- PROBLEM DESCRIPTION
Transcribe the material exactly. Images do not belong in the copy.

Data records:
>>>
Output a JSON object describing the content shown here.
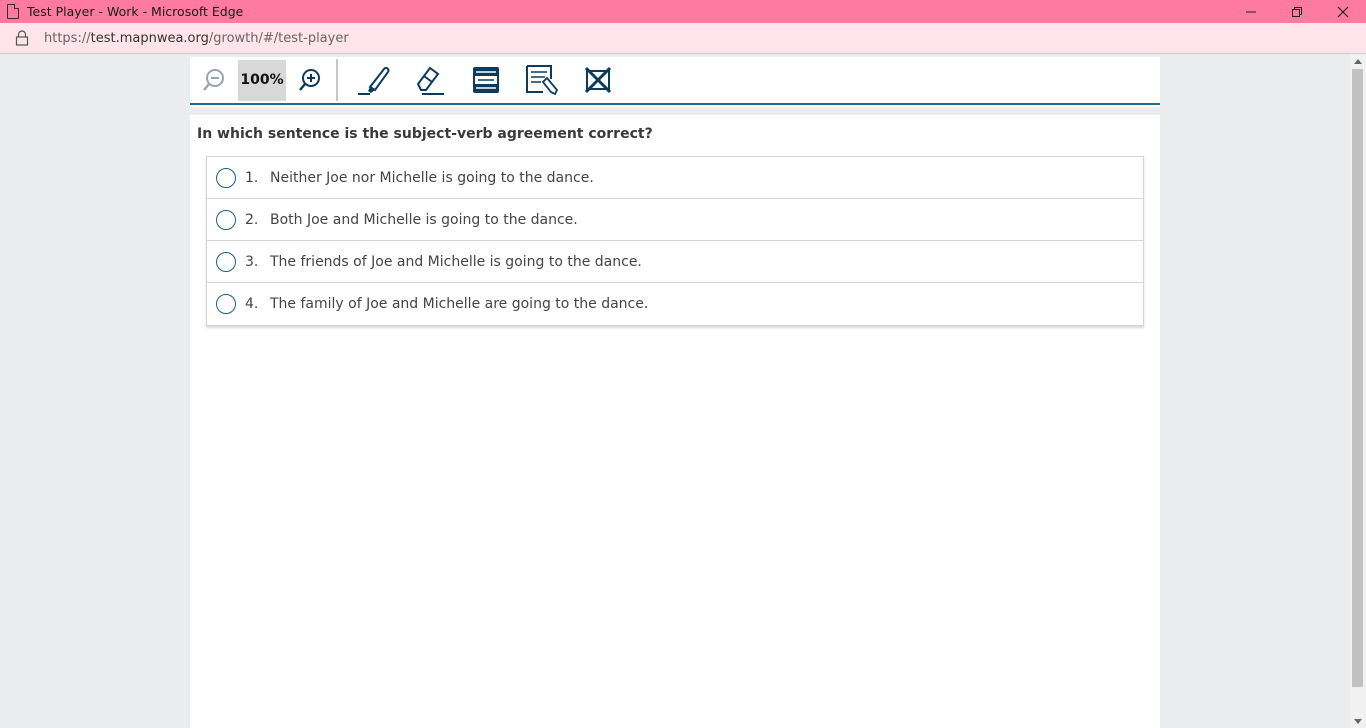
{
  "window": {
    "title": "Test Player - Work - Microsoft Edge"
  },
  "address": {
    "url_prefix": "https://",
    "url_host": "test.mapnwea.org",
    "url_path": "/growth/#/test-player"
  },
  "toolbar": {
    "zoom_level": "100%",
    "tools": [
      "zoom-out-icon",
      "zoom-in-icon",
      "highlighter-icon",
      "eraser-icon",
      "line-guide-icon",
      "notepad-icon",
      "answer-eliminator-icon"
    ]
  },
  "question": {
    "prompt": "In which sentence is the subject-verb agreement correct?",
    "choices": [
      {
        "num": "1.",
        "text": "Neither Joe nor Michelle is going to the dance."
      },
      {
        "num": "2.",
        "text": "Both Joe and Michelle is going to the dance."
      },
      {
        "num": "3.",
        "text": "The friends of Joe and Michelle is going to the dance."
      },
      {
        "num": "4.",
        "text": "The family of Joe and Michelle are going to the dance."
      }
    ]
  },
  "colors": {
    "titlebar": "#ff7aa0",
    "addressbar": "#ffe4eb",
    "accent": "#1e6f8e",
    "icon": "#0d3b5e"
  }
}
<<<
- RESPONSE
Output a JSON object describing the content shown here.
{
  "window": {
    "title": "Test Player - Work - Microsoft Edge"
  },
  "address": {
    "url_prefix": "https://",
    "url_host": "test.mapnwea.org",
    "url_path": "/growth/#/test-player"
  },
  "toolbar": {
    "zoom_level": "100%",
    "tools": [
      "zoom-out-icon",
      "zoom-in-icon",
      "highlighter-icon",
      "eraser-icon",
      "line-guide-icon",
      "notepad-icon",
      "answer-eliminator-icon"
    ]
  },
  "question": {
    "prompt": "In which sentence is the subject-verb agreement correct?",
    "choices": [
      {
        "num": "1.",
        "text": "Neither Joe nor Michelle is going to the dance."
      },
      {
        "num": "2.",
        "text": "Both Joe and Michelle is going to the dance."
      },
      {
        "num": "3.",
        "text": "The friends of Joe and Michelle is going to the dance."
      },
      {
        "num": "4.",
        "text": "The family of Joe and Michelle are going to the dance."
      }
    ]
  },
  "colors": {
    "titlebar": "#ff7aa0",
    "addressbar": "#ffe4eb",
    "accent": "#1e6f8e",
    "icon": "#0d3b5e"
  }
}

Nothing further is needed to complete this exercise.